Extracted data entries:
==*==
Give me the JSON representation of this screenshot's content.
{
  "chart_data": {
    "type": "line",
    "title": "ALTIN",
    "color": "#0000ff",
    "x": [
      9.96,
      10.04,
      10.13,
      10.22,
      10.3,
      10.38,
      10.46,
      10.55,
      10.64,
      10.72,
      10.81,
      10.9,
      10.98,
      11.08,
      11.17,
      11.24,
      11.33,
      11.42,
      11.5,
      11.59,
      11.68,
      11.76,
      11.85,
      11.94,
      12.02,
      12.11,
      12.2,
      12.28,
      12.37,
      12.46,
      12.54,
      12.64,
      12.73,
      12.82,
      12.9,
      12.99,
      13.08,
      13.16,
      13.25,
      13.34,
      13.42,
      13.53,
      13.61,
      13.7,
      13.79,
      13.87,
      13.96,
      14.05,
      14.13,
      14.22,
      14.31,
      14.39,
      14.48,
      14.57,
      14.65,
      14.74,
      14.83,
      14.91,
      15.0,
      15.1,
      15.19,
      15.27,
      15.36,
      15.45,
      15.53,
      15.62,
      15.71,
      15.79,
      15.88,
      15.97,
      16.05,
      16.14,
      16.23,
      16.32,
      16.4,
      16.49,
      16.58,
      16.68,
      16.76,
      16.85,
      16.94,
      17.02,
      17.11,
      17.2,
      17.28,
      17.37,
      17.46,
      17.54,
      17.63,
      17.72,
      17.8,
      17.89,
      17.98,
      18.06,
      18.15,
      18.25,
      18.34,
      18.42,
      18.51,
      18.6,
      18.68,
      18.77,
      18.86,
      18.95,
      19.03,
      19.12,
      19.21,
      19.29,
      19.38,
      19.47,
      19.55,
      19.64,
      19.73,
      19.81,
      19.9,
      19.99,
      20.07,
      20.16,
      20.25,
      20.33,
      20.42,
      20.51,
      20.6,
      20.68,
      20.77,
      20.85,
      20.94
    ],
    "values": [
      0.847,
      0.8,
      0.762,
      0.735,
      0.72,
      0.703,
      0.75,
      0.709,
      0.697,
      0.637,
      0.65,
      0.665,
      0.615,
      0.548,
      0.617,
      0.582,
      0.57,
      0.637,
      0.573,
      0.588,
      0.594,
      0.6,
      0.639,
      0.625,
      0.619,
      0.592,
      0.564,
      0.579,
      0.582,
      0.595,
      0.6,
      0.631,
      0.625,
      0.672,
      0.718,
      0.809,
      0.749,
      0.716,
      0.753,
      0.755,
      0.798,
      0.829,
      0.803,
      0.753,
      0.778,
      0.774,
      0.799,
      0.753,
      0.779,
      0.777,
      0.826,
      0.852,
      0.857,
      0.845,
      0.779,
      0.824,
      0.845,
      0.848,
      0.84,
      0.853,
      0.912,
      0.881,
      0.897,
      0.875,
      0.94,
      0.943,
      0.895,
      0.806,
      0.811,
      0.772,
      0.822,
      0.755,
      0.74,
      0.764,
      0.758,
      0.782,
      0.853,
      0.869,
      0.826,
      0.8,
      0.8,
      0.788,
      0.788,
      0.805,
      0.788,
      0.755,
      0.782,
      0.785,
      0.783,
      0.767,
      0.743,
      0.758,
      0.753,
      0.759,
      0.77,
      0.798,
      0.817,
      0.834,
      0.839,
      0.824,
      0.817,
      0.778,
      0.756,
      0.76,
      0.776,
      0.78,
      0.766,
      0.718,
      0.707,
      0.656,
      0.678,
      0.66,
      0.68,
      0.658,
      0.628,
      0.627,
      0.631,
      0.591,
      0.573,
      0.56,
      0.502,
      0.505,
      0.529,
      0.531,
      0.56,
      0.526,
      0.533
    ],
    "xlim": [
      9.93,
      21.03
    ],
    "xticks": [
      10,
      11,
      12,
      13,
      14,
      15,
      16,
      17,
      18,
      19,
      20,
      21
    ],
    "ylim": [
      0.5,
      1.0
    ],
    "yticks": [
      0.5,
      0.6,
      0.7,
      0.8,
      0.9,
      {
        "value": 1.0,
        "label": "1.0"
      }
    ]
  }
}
==*==
## [OBJECTIVE]
Copy out the material above in its entirety. Every detail must match.

## [RESPONSE TO THIS EXERCISE]
Give me the JSON representation of this screenshot's content.
{
  "chart_data": {
    "type": "line",
    "title": "ALTIN",
    "color": "#0000ff",
    "x": [
      9.96,
      10.04,
      10.13,
      10.22,
      10.3,
      10.38,
      10.46,
      10.55,
      10.64,
      10.72,
      10.81,
      10.9,
      10.98,
      11.08,
      11.17,
      11.24,
      11.33,
      11.42,
      11.5,
      11.59,
      11.68,
      11.76,
      11.85,
      11.94,
      12.02,
      12.11,
      12.2,
      12.28,
      12.37,
      12.46,
      12.54,
      12.64,
      12.73,
      12.82,
      12.9,
      12.99,
      13.08,
      13.16,
      13.25,
      13.34,
      13.42,
      13.53,
      13.61,
      13.7,
      13.79,
      13.87,
      13.96,
      14.05,
      14.13,
      14.22,
      14.31,
      14.39,
      14.48,
      14.57,
      14.65,
      14.74,
      14.83,
      14.91,
      15.0,
      15.1,
      15.19,
      15.27,
      15.36,
      15.45,
      15.53,
      15.62,
      15.71,
      15.79,
      15.88,
      15.97,
      16.05,
      16.14,
      16.23,
      16.32,
      16.4,
      16.49,
      16.58,
      16.68,
      16.76,
      16.85,
      16.94,
      17.02,
      17.11,
      17.2,
      17.28,
      17.37,
      17.46,
      17.54,
      17.63,
      17.72,
      17.8,
      17.89,
      17.98,
      18.06,
      18.15,
      18.25,
      18.34,
      18.42,
      18.51,
      18.6,
      18.68,
      18.77,
      18.86,
      18.95,
      19.03,
      19.12,
      19.21,
      19.29,
      19.38,
      19.47,
      19.55,
      19.64,
      19.73,
      19.81,
      19.9,
      19.99,
      20.07,
      20.16,
      20.25,
      20.33,
      20.42,
      20.51,
      20.6,
      20.68,
      20.77,
      20.85,
      20.94
    ],
    "values": [
      0.847,
      0.8,
      0.762,
      0.735,
      0.72,
      0.703,
      0.75,
      0.709,
      0.697,
      0.637,
      0.65,
      0.665,
      0.615,
      0.548,
      0.617,
      0.582,
      0.57,
      0.637,
      0.573,
      0.588,
      0.594,
      0.6,
      0.639,
      0.625,
      0.619,
      0.592,
      0.564,
      0.579,
      0.582,
      0.595,
      0.6,
      0.631,
      0.625,
      0.672,
      0.718,
      0.809,
      0.749,
      0.716,
      0.753,
      0.755,
      0.798,
      0.829,
      0.803,
      0.753,
      0.778,
      0.774,
      0.799,
      0.753,
      0.779,
      0.777,
      0.826,
      0.852,
      0.857,
      0.845,
      0.779,
      0.824,
      0.845,
      0.848,
      0.84,
      0.853,
      0.912,
      0.881,
      0.897,
      0.875,
      0.94,
      0.943,
      0.895,
      0.806,
      0.811,
      0.772,
      0.822,
      0.755,
      0.74,
      0.764,
      0.758,
      0.782,
      0.853,
      0.869,
      0.826,
      0.8,
      0.8,
      0.788,
      0.788,
      0.805,
      0.788,
      0.755,
      0.782,
      0.785,
      0.783,
      0.767,
      0.743,
      0.758,
      0.753,
      0.759,
      0.77,
      0.798,
      0.817,
      0.834,
      0.839,
      0.824,
      0.817,
      0.778,
      0.756,
      0.76,
      0.776,
      0.78,
      0.766,
      0.718,
      0.707,
      0.656,
      0.678,
      0.66,
      0.68,
      0.658,
      0.628,
      0.627,
      0.631,
      0.591,
      0.573,
      0.56,
      0.502,
      0.505,
      0.529,
      0.531,
      0.56,
      0.526,
      0.533
    ],
    "xlim": [
      9.93,
      21.03
    ],
    "xticks": [
      10,
      11,
      12,
      13,
      14,
      15,
      16,
      17,
      18,
      19,
      20,
      21
    ],
    "ylim": [
      0.5,
      1.0
    ],
    "yticks": [
      0.5,
      0.6,
      0.7,
      0.8,
      0.9,
      {
        "value": 1.0,
        "label": "1.0"
      }
    ]
  }
}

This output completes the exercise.